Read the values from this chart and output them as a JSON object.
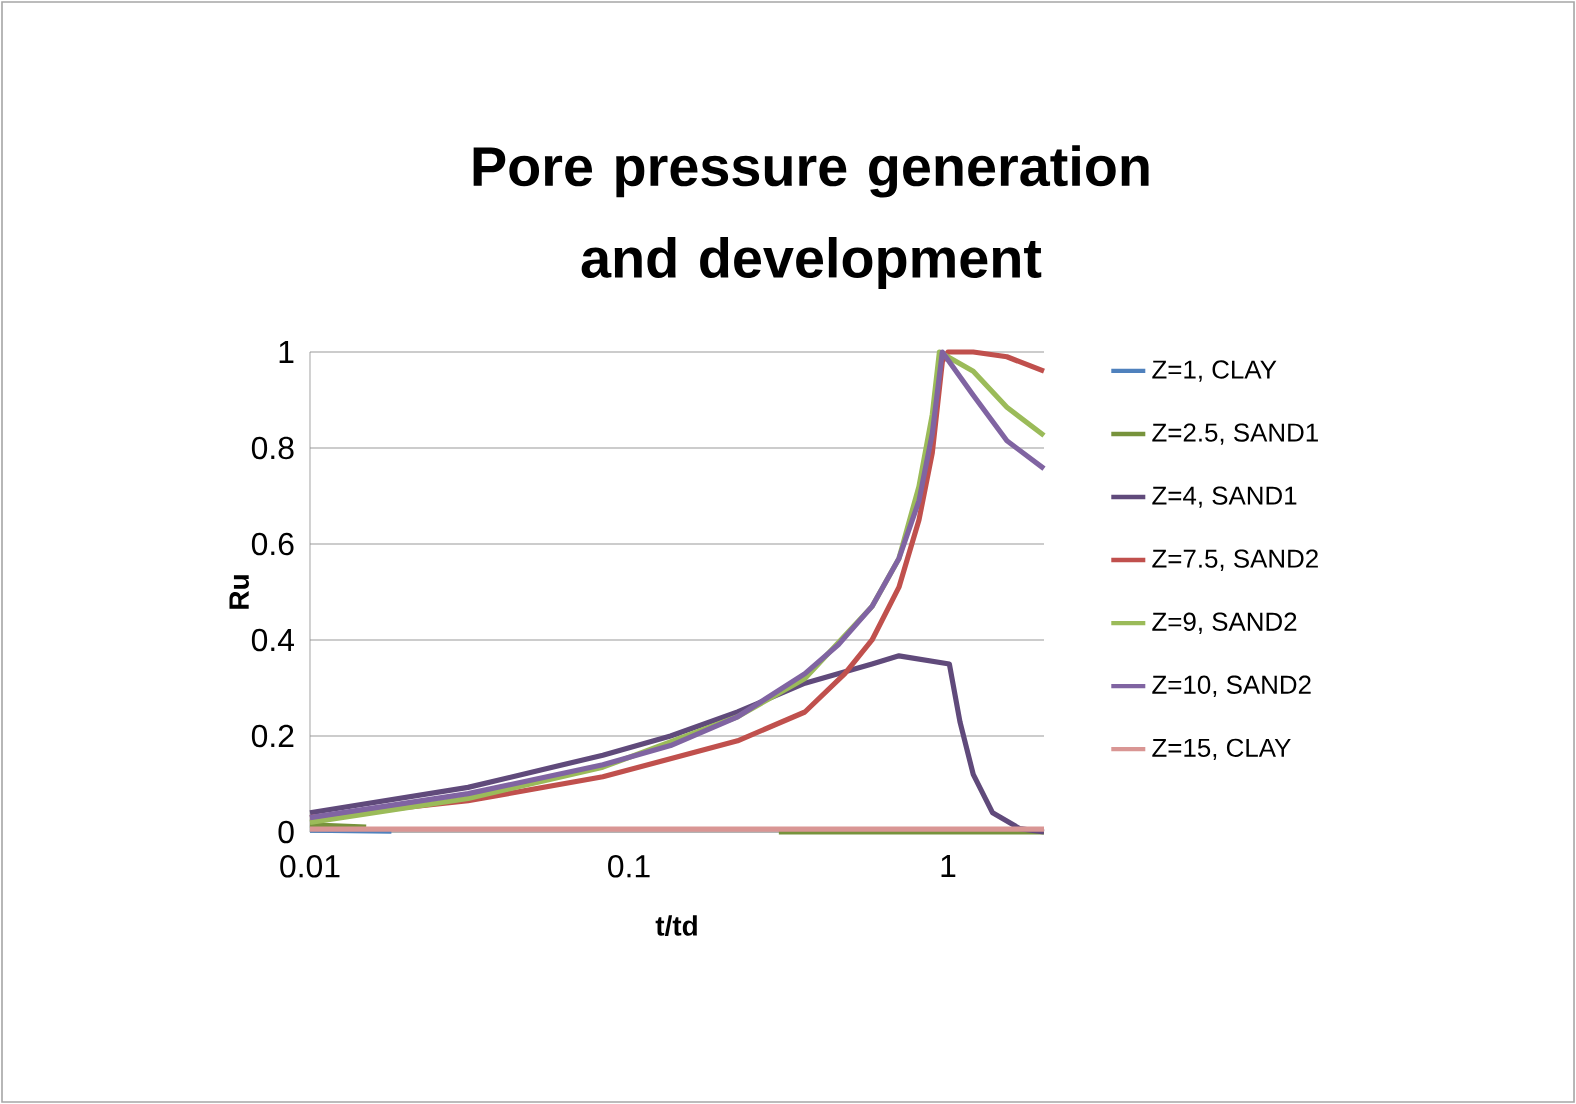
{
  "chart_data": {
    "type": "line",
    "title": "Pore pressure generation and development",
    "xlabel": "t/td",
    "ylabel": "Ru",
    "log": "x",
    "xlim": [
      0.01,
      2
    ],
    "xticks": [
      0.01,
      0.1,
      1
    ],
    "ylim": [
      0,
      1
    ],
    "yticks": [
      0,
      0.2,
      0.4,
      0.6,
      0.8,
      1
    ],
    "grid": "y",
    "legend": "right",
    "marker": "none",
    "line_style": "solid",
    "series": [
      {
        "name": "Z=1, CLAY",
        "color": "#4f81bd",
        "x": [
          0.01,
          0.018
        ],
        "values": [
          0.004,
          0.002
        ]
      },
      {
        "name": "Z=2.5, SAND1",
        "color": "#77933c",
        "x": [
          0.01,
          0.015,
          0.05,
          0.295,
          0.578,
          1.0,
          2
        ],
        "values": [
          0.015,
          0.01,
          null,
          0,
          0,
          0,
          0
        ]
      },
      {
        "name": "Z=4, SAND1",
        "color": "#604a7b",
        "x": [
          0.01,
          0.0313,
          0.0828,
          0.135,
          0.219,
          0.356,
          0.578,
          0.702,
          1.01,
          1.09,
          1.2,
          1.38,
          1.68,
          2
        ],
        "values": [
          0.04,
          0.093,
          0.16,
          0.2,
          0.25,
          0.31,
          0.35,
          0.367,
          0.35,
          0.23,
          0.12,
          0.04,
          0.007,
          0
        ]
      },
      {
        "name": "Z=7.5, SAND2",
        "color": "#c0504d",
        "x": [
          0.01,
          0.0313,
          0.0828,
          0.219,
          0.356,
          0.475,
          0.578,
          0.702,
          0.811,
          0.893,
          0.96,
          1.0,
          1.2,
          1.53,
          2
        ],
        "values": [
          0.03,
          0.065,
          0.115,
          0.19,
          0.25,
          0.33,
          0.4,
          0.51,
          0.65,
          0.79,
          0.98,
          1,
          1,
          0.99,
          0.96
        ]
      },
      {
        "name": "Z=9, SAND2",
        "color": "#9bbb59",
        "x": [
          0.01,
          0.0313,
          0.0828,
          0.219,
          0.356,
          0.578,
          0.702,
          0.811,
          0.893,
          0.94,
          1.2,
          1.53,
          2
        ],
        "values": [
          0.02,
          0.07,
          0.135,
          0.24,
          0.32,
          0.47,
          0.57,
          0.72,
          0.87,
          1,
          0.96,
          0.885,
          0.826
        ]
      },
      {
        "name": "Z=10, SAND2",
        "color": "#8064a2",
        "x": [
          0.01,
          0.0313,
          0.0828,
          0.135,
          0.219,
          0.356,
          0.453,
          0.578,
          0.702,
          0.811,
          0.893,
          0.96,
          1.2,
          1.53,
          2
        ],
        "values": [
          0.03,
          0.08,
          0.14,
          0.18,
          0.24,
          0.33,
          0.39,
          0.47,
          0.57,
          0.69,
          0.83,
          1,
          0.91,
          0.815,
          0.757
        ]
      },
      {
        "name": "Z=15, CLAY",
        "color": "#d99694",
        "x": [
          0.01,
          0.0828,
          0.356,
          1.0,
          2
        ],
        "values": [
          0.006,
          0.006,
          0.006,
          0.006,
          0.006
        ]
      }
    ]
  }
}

═══

**AIM**. Each line above that holds the string "color" should be copied and shown.

**RESPONSE**.
        "color": "#4f81bd",
        "color": "#77933c",
        "color": "#604a7b",
        "color": "#c0504d",
        "color": "#9bbb59",
        "color": "#8064a2",
        "color": "#d99694",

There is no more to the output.